Restate the data below word for word. Skip any images it contains.

* [AVAILABLE DATA]
--- START ---

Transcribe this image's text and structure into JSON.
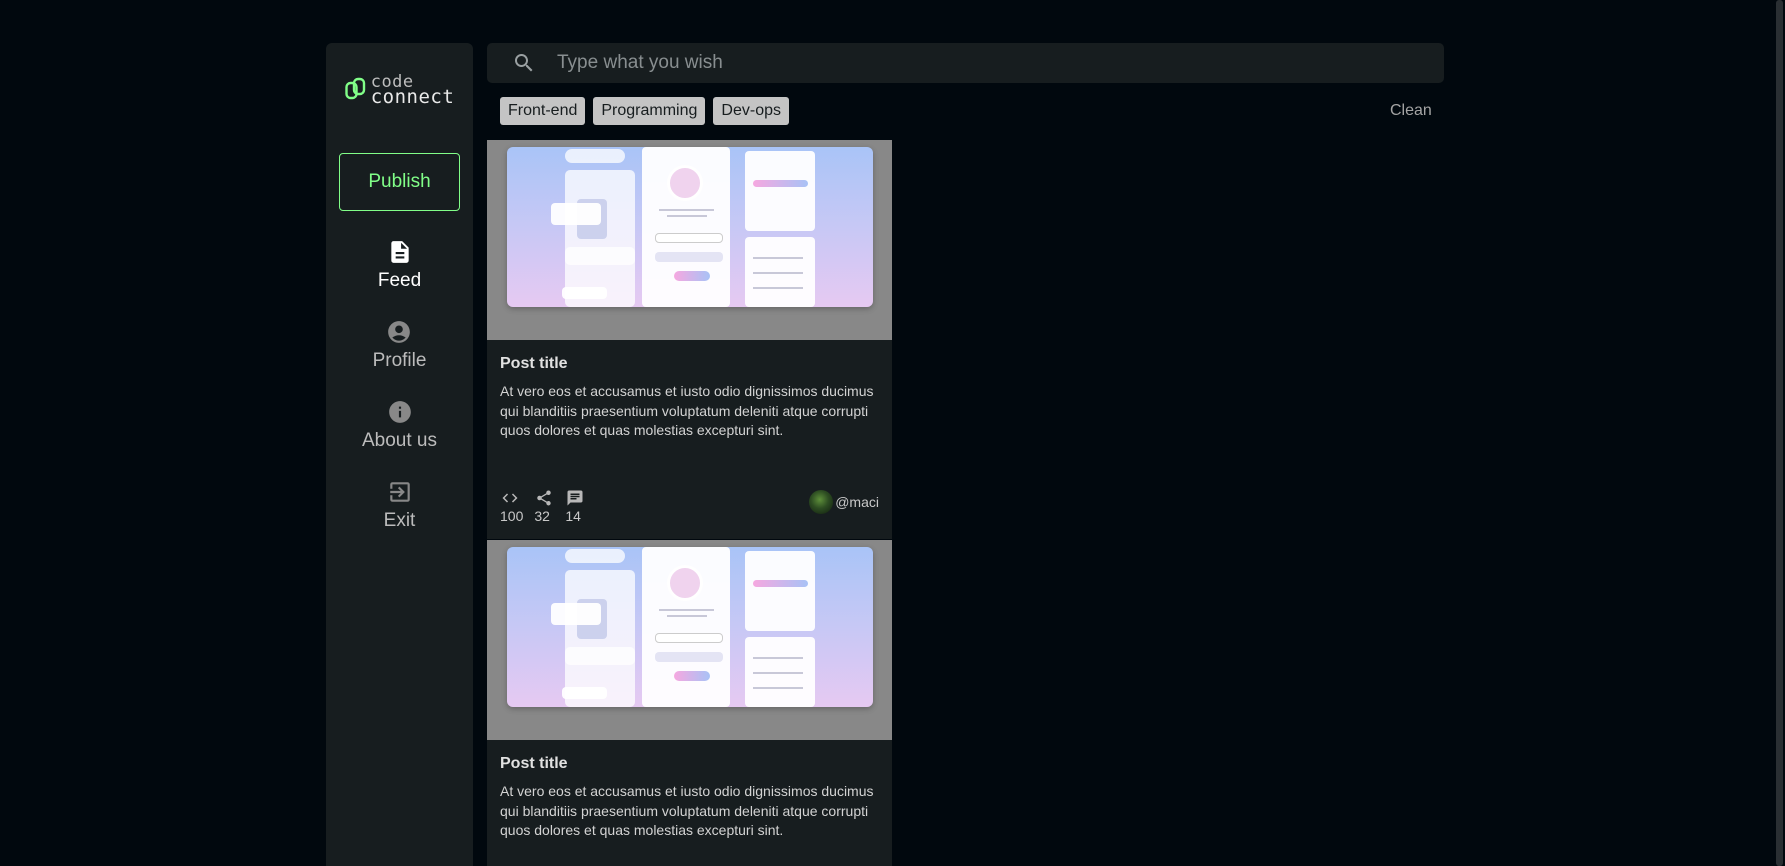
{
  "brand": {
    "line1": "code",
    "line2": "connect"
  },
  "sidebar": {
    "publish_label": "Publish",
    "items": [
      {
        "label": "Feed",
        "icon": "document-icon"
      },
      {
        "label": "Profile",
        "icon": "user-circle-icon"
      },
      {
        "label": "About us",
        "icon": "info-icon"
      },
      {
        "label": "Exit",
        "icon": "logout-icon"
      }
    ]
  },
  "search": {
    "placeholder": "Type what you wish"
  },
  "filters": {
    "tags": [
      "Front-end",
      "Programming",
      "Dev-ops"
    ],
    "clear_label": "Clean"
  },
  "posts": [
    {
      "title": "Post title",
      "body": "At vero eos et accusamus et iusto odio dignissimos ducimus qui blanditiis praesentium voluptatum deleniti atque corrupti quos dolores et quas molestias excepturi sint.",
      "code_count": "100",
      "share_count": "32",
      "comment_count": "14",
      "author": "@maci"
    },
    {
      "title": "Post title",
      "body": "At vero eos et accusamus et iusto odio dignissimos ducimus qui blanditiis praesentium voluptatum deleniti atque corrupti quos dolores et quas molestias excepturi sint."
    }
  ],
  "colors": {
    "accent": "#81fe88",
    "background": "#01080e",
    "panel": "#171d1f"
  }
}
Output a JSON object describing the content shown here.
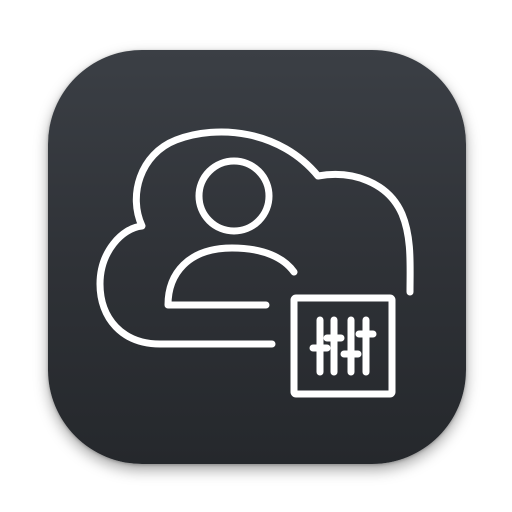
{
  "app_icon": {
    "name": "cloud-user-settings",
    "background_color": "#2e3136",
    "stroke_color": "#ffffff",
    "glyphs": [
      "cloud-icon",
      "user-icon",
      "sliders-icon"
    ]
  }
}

--- END ---

* [SOLUTION]
Transcribe this image's text and structure into JSON.
{
  "brand": {
    "line1": "code",
    "line2": "connect"
  },
  "sidebar": {
    "publish_label": "Publish",
    "items": [
      {
        "label": "Feed",
        "icon": "document-icon"
      },
      {
        "label": "Profile",
        "icon": "user-circle-icon"
      },
      {
        "label": "About us",
        "icon": "info-icon"
      },
      {
        "label": "Exit",
        "icon": "logout-icon"
      }
    ]
  },
  "search": {
    "placeholder": "Type what you wish"
  },
  "filters": {
    "tags": [
      "Front-end",
      "Programming",
      "Dev-ops"
    ],
    "clear_label": "Clean"
  },
  "posts": [
    {
      "title": "Post title",
      "body": "At vero eos et accusamus et iusto odio dignissimos ducimus qui blanditiis praesentium voluptatum deleniti atque corrupti quos dolores et quas molestias excepturi sint.",
      "code_count": "100",
      "share_count": "32",
      "comment_count": "14",
      "author": "@maci"
    },
    {
      "title": "Post title",
      "body": "At vero eos et accusamus et iusto odio dignissimos ducimus qui blanditiis praesentium voluptatum deleniti atque corrupti quos dolores et quas molestias excepturi sint."
    }
  ],
  "colors": {
    "accent": "#81fe88",
    "background": "#01080e",
    "panel": "#171d1f"
  }
}
Output a JSON object describing the content shown here.
{
  "app_icon": {
    "name": "cloud-user-settings",
    "background_color": "#2e3136",
    "stroke_color": "#ffffff",
    "glyphs": [
      "cloud-icon",
      "user-icon",
      "sliders-icon"
    ]
  }
}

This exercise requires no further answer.